──────── ENTRIES PROVIDED
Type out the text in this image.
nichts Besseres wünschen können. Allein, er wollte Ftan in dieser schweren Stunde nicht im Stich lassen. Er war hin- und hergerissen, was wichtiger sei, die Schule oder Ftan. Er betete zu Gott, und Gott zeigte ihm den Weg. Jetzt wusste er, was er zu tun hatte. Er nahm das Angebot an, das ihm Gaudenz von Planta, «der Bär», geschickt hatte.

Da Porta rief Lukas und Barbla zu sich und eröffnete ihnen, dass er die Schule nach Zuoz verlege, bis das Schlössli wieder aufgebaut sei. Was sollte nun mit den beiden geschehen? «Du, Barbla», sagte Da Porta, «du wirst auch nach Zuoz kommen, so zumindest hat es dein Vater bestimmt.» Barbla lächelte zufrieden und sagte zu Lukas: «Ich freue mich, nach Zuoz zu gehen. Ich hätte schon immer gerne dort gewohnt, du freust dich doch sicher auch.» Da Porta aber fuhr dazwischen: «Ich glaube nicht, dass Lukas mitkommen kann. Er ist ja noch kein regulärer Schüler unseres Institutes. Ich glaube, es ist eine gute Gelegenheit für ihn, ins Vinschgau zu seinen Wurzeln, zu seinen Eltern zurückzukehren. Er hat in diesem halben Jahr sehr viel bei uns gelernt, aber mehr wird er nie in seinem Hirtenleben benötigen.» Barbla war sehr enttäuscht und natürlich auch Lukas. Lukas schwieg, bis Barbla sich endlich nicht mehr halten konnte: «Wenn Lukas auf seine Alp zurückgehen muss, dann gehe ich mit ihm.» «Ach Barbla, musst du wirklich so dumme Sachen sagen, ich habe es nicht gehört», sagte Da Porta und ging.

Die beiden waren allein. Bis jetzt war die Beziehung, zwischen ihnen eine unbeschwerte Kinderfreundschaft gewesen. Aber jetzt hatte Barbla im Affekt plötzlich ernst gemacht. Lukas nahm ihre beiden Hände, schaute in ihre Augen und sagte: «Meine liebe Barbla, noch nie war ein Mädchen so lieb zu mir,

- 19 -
────────────────
■ **GOAL**
Within the data above, count the lines that contain the string "beiden"; the reply is the number alone.

■ **WRITTEN SOLUTION**
2